L’altra parola magica del decreto è “digitale”. Si parte con un’ottima idea: quella di assegnare una casella di posta elettronica certificata (PEC) a chiunque la richieda. Peccato che la richiesta sia legata a quella di una carta d’identità elettronica, ovvero un pezzetto di plastica, non troppo dissimile da qualsiasi card dei supermercati, che incomprensibilmente è rilasciata (col contagocce e a costi proibitivi) solo da pochi comuni. Inoltre il rilascio della PEC è solo una facoltà e non un obbligo, quindi è presumibile che non la richiederà chi prevede di dover ricevere multe, provvedimenti giudiziari o altra corrispondenza sgradita. L’altra ottima idea è che l’informatica sia usata anche per certificare il consenso preventivo alla donazione degli organi e per costruire un fascicolo sanitario personale, che eviti errori e perdite di tempo in caso di emergenza. Resta da vedere se le ambulanze e gli ospedali saranno dotati di strumenti e collegamenti per connettersi tempestivamente agli archivi centralizzati. Ma anche di questi trascurabili particolari il decreto Fare non si occupa.
━━━━━━━━━━━━━━━━
#### Azione richiesta
Trascrivi per intero e senza alcuna modifica il brano sul digitale nel decreto Fare. I record sono materiale a sé stante, distinto dal brano.

Estratti del dataset
━━━━━━━━━━━━━━━━
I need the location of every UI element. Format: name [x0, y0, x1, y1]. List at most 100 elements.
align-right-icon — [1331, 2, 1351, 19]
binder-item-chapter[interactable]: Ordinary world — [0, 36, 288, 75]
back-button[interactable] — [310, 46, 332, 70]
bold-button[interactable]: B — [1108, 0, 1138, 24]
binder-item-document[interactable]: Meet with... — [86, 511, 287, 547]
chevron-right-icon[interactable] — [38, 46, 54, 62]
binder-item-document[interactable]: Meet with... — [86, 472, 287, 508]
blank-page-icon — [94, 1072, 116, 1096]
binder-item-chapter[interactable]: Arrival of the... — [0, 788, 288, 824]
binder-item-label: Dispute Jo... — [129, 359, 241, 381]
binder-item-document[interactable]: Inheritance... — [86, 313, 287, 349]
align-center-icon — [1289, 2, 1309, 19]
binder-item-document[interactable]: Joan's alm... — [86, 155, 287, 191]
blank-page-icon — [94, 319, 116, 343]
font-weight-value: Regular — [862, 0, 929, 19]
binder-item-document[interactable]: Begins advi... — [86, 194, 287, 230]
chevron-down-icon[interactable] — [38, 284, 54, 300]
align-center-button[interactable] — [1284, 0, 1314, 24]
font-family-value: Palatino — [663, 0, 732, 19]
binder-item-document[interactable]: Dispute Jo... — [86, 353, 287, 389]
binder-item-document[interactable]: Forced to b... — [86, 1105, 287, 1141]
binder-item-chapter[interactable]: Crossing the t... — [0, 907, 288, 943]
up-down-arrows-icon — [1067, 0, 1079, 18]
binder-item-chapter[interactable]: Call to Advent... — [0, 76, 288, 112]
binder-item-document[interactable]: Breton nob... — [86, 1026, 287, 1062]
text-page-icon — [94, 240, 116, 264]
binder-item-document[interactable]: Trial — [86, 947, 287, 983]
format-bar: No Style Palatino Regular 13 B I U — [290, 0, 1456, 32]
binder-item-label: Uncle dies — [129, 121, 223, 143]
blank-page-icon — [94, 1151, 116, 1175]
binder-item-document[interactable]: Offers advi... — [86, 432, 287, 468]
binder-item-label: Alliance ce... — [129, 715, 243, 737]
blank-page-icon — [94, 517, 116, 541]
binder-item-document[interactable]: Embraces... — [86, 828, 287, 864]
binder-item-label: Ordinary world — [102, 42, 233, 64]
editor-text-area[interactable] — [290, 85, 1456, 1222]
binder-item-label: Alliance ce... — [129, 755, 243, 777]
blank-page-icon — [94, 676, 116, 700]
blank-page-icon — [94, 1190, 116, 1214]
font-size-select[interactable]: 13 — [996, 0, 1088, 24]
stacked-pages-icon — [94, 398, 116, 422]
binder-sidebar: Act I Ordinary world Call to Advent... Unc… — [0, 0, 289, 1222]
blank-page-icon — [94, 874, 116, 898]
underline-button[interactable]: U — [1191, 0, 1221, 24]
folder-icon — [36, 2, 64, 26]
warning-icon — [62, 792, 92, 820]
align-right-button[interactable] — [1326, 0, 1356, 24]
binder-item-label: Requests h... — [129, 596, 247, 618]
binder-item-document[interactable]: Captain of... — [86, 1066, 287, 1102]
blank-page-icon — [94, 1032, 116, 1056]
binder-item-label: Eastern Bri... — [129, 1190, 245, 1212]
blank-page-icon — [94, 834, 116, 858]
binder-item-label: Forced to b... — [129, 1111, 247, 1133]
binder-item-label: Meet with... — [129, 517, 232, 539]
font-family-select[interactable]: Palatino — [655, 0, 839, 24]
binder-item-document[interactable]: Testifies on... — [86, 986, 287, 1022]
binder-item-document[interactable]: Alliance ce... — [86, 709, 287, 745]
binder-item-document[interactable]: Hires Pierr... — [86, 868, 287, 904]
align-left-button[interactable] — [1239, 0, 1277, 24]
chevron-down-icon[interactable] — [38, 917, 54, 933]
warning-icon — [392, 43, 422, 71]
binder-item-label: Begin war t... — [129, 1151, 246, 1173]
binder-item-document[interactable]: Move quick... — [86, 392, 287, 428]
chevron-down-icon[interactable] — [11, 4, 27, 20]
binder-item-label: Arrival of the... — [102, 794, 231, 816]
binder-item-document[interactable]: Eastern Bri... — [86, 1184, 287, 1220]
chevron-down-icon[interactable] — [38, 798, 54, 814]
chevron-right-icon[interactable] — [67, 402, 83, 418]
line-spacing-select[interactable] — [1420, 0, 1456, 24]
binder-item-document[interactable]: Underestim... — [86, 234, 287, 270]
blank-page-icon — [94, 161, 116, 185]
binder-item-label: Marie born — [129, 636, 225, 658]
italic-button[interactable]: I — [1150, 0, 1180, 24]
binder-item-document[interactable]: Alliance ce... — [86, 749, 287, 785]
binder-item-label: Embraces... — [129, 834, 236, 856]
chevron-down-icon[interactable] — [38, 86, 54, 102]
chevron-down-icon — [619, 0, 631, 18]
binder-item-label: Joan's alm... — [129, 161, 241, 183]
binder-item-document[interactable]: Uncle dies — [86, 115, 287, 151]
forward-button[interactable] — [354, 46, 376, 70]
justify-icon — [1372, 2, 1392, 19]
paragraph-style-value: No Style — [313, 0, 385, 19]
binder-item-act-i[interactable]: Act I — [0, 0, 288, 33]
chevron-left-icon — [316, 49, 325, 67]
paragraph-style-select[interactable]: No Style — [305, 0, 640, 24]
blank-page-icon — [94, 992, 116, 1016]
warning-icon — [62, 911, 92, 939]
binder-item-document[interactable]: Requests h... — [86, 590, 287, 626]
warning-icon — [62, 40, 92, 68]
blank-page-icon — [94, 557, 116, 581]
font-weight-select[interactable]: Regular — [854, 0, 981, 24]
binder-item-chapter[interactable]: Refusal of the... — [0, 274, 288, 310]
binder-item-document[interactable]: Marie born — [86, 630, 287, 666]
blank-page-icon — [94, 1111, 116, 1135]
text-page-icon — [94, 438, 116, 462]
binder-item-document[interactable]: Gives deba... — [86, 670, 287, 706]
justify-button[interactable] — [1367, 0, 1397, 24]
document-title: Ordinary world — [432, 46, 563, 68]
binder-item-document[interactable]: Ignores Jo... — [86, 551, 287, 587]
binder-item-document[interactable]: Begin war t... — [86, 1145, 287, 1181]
━━━━━━━━━━━━━━━━
#### Soluzione del compito
L’altra parola magica del decreto è “digitale”. Si parte con un’ottima idea: quella di assegnare una casella di posta elettronica certificata (PEC) a chiunque la richieda. Peccato che la richiesta sia legata a quella di una carta d’identità elettronica, ovvero un pezzetto di plastica, non troppo dissimile da qualsiasi card dei supermercati, che incomprensibilmente è rilasciata (col contagocce e a costi proibitivi) solo da pochi comuni. Inoltre il rilascio della PEC è solo una facoltà e non un obbligo, quindi è presumibile che non la richiederà chi prevede di dover ricevere multe, provvedimenti giudiziari o altra corrispondenza sgradita. L’altra ottima idea è che l’informatica sia usata anche per certificare il consenso preventivo alla donazione degli organi e per costruire un fascicolo sanitario personale, che eviti errori e perdite di tempo in caso di emergenza. Resta da vedere se le ambulanze e gli ospedali saranno dotati di strumenti e collegamenti per connettersi tempestivamente agli archivi centralizzati. Ma anche di questi trascurabili particolari il decreto Fare non si occupa.